DATA FOR REVIEW ->
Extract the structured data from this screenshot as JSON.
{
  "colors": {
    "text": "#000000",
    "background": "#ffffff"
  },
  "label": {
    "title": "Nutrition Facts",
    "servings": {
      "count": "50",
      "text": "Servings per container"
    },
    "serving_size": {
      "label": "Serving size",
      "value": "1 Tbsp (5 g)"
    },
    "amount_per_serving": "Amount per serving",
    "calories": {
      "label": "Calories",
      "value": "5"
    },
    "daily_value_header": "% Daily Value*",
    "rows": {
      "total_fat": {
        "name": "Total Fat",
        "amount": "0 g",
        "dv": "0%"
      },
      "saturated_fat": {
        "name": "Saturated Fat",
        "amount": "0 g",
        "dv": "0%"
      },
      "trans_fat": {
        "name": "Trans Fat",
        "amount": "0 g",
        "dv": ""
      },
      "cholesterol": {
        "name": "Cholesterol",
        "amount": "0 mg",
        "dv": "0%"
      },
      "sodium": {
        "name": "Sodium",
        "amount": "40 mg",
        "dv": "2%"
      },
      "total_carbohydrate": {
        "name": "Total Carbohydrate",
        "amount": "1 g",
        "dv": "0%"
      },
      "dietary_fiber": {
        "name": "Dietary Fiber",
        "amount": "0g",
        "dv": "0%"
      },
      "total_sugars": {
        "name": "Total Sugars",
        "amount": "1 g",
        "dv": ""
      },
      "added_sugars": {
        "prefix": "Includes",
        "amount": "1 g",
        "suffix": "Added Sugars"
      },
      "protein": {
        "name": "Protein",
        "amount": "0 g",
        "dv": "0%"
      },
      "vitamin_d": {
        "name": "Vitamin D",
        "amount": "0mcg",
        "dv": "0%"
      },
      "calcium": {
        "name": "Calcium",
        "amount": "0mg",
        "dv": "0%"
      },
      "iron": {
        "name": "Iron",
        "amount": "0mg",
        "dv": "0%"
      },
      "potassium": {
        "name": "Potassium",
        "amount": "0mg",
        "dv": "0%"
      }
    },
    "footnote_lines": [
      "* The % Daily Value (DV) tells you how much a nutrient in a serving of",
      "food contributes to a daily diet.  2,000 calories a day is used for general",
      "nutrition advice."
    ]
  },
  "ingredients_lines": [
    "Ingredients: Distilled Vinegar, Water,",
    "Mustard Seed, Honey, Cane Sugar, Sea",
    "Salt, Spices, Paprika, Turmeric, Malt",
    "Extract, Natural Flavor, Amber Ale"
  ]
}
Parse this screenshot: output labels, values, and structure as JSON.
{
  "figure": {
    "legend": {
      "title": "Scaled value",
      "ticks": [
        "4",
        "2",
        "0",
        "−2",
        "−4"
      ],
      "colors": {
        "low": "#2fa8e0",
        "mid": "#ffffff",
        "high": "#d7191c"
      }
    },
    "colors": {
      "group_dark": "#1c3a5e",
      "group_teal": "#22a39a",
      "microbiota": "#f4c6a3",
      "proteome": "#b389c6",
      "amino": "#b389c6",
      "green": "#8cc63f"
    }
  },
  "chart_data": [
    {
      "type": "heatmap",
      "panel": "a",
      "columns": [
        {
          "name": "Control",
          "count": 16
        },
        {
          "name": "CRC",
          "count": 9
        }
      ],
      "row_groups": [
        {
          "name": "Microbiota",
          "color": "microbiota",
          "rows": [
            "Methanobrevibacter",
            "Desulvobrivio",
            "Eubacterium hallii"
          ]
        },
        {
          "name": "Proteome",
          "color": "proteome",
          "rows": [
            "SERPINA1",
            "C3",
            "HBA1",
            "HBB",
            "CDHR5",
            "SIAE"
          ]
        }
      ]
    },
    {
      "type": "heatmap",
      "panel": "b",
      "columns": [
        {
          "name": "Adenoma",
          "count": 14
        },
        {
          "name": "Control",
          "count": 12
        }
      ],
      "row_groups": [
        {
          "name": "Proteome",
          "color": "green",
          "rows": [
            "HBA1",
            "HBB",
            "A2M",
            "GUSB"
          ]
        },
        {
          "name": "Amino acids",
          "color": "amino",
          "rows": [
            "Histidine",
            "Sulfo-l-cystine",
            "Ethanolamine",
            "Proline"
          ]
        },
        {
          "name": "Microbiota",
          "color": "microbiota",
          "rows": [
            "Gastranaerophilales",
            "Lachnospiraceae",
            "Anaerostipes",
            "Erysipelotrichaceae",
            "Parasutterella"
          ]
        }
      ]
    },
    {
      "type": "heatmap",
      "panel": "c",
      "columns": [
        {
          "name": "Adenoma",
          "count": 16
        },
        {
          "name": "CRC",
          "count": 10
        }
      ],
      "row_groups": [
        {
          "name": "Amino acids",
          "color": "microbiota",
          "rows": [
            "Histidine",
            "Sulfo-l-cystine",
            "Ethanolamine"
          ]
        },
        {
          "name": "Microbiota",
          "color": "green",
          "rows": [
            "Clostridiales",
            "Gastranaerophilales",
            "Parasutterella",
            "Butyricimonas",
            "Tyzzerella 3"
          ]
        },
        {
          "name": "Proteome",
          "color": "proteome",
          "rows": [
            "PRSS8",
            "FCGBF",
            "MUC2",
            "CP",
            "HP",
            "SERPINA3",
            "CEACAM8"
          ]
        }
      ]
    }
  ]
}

WHAT YOU HAVE TO DO ->
Copy out each line of the data in which the word "count" appears.

OUTPUT FOR THIS EXERCISE ->
      "count": "50",
          "count": 16
          "count": 9
          "count": 14
          "count": 12
          "count": 16
          "count": 10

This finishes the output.